§ Exercise description: Repeat the listing word for word. No pictures belong in the copy.

§ Exercise input:
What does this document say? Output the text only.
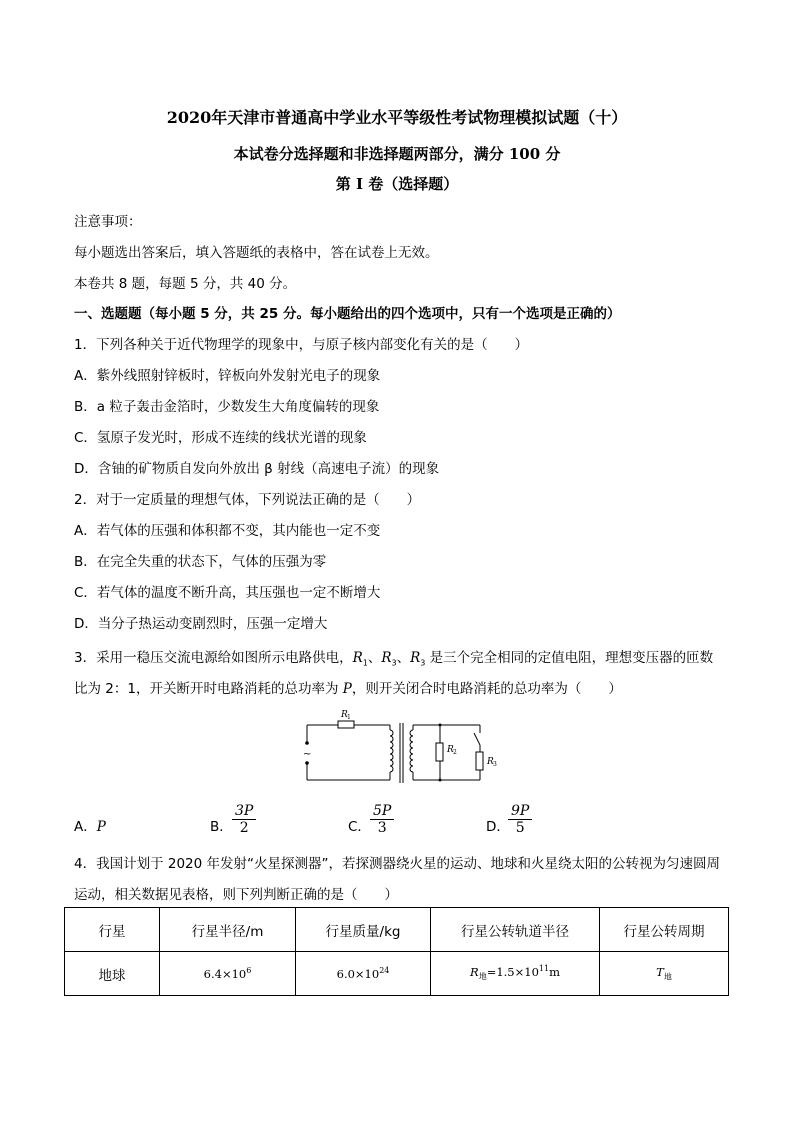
2020年天津市普通高中学业水平等级性考试物理模拟试题（十）
本试卷分选择题和非选择题两部分，满分 100 分
第 I 卷（选择题）
注意事项：
每小题选出答案后，填入答题纸的表格中，答在试卷上无效。
本卷共 8 题，每题 5 分，共 40 分。
一、选题题（每小题 5 分，共 25 分。每小题给出的四个选项中，只有一个选项是正确的）
1．下列各种关于近代物理学的现象中，与原子核内部变化有关的是（　　）
A．紫外线照射锌板时，锌板向外发射光电子的现象
B．a 粒子轰击金箔时，少数发生大角度偏转的现象
C．氢原子发光时，形成不连续的线状光谱的现象
D．含铀的矿物质自发向外放出 β 射线（高速电子流）的现象
2．对于一定质量的理想气体，下列说法正确的是（　　）
A．若气体的压强和体积都不变，其内能也一定不变
B．在完全失重的状态下，气体的压强为零
C．若气体的温度不断升高，其压强也一定不断增大
D．当分子热运动变剧烈时，压强一定增大
3．采用一稳压交流电源给如图所示电路供电，$R_1$、$R_3$、$R_3$ 是三个完全相同的定值电阻，理想变压器的匝数
比为 2：1，开关断开时电路消耗的总功率为 P，则开关闭合时电路消耗的总功率为（　　）
~
R 1
R 2
R 3
A．P	B． $\frac{3P}{2}$	C． $\frac{5P}{3}$	D．
$\frac{9P}{5}$
4．我国计划于 2020 年发射“火星探测器”，若探测器绕火星的运动、地球和火星绕太阳的公转视为匀速圆周
运动，相关数据见表格，则下列判断正确的是（　　）
行星	行星半径/m	行星质量/kg	行星公转轨道半径	行星公转周期
地球	$6.4\times 10^6$	$6.0\times 10^{24}$	$R_地=1.5\times 10^{11}m$	$T_地$
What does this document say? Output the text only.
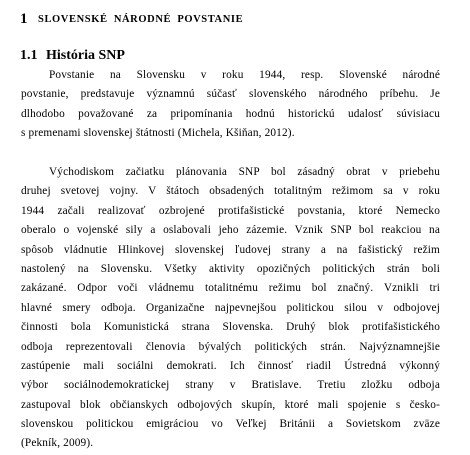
1 SLOVENSKÉ NÁRODNÉ POVSTANIE
1.1 História SNP
Povstanie na Slovensku v roku 1944, resp. Slovenské národné
povstanie, predstavuje významnú súčasť slovenského národného príbehu. Je
dlhodobo považované za pripomínania hodnú historickú udalosť súvisiacu
s premenami slovenskej štátnosti (Michela, Kšiňan, 2012).
Východiskom začiatku plánovania SNP bol zásadný obrat v priebehu
druhej svetovej vojny. V štátoch obsadených totalitným režimom sa v roku
1944 začali realizovať ozbrojené protifašistické povstania, ktoré Nemecko
oberalo o vojenské sily a oslabovali jeho zázemie. Vznik SNP bol reakciou na
spôsob vládnutie Hlinkovej slovenskej ľudovej strany a na fašistický režim
nastolený na Slovensku. Všetky aktivity opozičných politických strán boli
zakázané. Odpor voči vládnemu totalitnému režimu bol značný. Vznikli tri
hlavné smery odboja. Organizačne najpevnejšou politickou silou v odbojovej
činnosti bola Komunistická strana Slovenska. Druhý blok protifašistického
odboja reprezentovali členovia bývalých politických strán. Najvýznamnejšie
zastúpenie mali sociálni demokrati. Ich činnosť riadil Ústredná výkonný
výbor sociálnodemokratickej strany v Bratislave. Tretiu zložku odboja
zastupoval blok občianskych odbojových skupín, ktoré mali spojenie s česko-
slovenskou politickou emigráciou vo Veľkej Británii a Sovietskom zväze
(Pekník, 2009).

§ Result of the exercise:
What does this document say? Output the text only.
2020年天津市普通高中学业水平等级性考试物理模拟试题（十）
本试卷分选择题和非选择题两部分，满分 100 分
第 I 卷（选择题）
注意事项：
每小题选出答案后，填入答题纸的表格中，答在试卷上无效。
本卷共 8 题，每题 5 分，共 40 分。
一、选题题（每小题 5 分，共 25 分。每小题给出的四个选项中，只有一个选项是正确的）
1．下列各种关于近代物理学的现象中，与原子核内部变化有关的是（　　）
A．紫外线照射锌板时，锌板向外发射光电子的现象
B．a 粒子轰击金箔时，少数发生大角度偏转的现象
C．氢原子发光时，形成不连续的线状光谱的现象
D．含铀的矿物质自发向外放出 β 射线（高速电子流）的现象
2．对于一定质量的理想气体，下列说法正确的是（　　）
A．若气体的压强和体积都不变，其内能也一定不变
B．在完全失重的状态下，气体的压强为零
C．若气体的温度不断升高，其压强也一定不断增大
D．当分子热运动变剧烈时，压强一定增大
3．采用一稳压交流电源给如图所示电路供电，$R_1$、$R_3$、$R_3$ 是三个完全相同的定值电阻，理想变压器的匝数
比为 2：1，开关断开时电路消耗的总功率为 P，则开关闭合时电路消耗的总功率为（　　）
~
R 1
R 2
R 3
A．P	B． $\frac{3P}{2}$	C． $\frac{5P}{3}$	D．
$\frac{9P}{5}$
4．我国计划于 2020 年发射“火星探测器”，若探测器绕火星的运动、地球和火星绕太阳的公转视为匀速圆周
运动，相关数据见表格，则下列判断正确的是（　　）
行星	行星半径/m	行星质量/kg	行星公转轨道半径	行星公转周期
地球	$6.4\times 10^6$	$6.0\times 10^{24}$	$R_地=1.5\times 10^{11}m$	$T_地$
What does this document say? Output the text only.
1 SLOVENSKÉ NÁRODNÉ POVSTANIE
1.1 História SNP
Povstanie na Slovensku v roku 1944, resp. Slovenské národné
povstanie, predstavuje významnú súčasť slovenského národného príbehu. Je
dlhodobo považované za pripomínania hodnú historickú udalosť súvisiacu
s premenami slovenskej štátnosti (Michela, Kšiňan, 2012).
Východiskom začiatku plánovania SNP bol zásadný obrat v priebehu
druhej svetovej vojny. V štátoch obsadených totalitným režimom sa v roku
1944 začali realizovať ozbrojené protifašistické povstania, ktoré Nemecko
oberalo o vojenské sily a oslabovali jeho zázemie. Vznik SNP bol reakciou na
spôsob vládnutie Hlinkovej slovenskej ľudovej strany a na fašistický režim
nastolený na Slovensku. Všetky aktivity opozičných politických strán boli
zakázané. Odpor voči vládnemu totalitnému režimu bol značný. Vznikli tri
hlavné smery odboja. Organizačne najpevnejšou politickou silou v odbojovej
činnosti bola Komunistická strana Slovenska. Druhý blok protifašistického
odboja reprezentovali členovia bývalých politických strán. Najvýznamnejšie
zastúpenie mali sociálni demokrati. Ich činnosť riadil Ústredná výkonný
výbor sociálnodemokratickej strany v Bratislave. Tretiu zložku odboja
zastupoval blok občianskych odbojových skupín, ktoré mali spojenie s česko-
slovenskou politickou emigráciou vo Veľkej Británii a Sovietskom zväze
(Pekník, 2009).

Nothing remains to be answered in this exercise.